Write out, character for character, the line containing "What's the underlying" and all lines after it up to the end of the listing.

#### RECORDS SUPPLIED

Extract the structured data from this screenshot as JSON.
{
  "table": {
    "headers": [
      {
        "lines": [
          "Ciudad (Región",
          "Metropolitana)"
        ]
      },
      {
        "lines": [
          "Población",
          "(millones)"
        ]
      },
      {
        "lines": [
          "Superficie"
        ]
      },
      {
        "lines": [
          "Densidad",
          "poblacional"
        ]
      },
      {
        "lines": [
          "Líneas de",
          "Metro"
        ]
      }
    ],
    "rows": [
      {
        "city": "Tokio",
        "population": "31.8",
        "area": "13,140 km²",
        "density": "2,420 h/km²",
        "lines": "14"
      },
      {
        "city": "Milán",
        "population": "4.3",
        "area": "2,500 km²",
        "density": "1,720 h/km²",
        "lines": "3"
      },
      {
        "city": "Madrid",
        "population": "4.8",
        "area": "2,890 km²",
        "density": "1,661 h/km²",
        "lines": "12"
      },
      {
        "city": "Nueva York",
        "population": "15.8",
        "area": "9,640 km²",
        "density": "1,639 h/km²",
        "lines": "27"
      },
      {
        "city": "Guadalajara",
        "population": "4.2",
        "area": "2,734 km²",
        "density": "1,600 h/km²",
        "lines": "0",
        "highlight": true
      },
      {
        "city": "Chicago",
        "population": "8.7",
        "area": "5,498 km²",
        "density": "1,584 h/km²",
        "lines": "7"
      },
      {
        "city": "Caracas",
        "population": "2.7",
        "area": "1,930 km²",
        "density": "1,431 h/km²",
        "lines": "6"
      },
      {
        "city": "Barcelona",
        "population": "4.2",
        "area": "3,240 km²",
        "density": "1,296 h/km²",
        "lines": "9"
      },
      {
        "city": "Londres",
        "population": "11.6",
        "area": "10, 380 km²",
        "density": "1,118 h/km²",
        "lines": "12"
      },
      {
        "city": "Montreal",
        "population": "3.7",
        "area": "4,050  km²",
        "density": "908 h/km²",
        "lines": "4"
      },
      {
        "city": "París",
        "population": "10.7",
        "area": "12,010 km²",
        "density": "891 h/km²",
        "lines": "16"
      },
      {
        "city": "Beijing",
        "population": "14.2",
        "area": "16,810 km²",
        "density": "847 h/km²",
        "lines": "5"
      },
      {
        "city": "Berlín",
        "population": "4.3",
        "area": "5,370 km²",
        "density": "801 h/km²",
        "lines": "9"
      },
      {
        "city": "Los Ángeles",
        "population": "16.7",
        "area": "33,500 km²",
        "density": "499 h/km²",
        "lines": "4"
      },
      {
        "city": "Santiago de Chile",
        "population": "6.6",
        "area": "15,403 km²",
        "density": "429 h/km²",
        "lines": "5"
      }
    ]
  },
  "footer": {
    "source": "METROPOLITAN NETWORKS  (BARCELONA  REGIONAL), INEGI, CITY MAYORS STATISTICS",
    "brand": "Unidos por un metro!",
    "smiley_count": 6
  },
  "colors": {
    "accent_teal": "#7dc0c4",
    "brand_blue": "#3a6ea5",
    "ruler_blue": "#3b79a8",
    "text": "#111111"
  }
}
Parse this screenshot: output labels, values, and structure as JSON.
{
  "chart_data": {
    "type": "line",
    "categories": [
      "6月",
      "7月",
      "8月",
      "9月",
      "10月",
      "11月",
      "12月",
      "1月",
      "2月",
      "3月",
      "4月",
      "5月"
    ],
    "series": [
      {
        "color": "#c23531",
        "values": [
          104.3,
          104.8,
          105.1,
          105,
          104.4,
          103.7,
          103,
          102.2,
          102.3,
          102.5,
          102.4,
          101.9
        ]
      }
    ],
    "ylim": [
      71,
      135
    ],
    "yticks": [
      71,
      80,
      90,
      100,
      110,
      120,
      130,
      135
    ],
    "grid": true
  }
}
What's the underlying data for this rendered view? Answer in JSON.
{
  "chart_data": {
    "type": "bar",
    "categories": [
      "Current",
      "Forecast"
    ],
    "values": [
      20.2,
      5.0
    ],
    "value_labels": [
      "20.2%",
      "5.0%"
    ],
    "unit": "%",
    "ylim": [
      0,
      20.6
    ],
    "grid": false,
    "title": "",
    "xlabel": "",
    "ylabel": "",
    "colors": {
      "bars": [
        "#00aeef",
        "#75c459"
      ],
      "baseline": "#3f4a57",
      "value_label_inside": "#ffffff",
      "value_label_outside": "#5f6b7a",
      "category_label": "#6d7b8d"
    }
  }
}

########

THE OUTPUT:
What's the underlying data for this rendered view? Answer in JSON.
{
  "chart_data": {
    "type": "bar",
    "categories": [
      "Current",
      "Forecast"
    ],
    "values": [
      20.2,
      5.0
    ],
    "value_labels": [
      "20.2%",
      "5.0%"
    ],
    "unit": "%",
    "ylim": [
      0,
      20.6
    ],
    "grid": false,
    "title": "",
    "xlabel": "",
    "ylabel": "",
    "colors": {
      "bars": [
        "#00aeef",
        "#75c459"
      ],
      "baseline": "#3f4a57",
      "value_label_inside": "#ffffff",
      "value_label_outside": "#5f6b7a",
      "category_label": "#6d7b8d"
    }
  }
}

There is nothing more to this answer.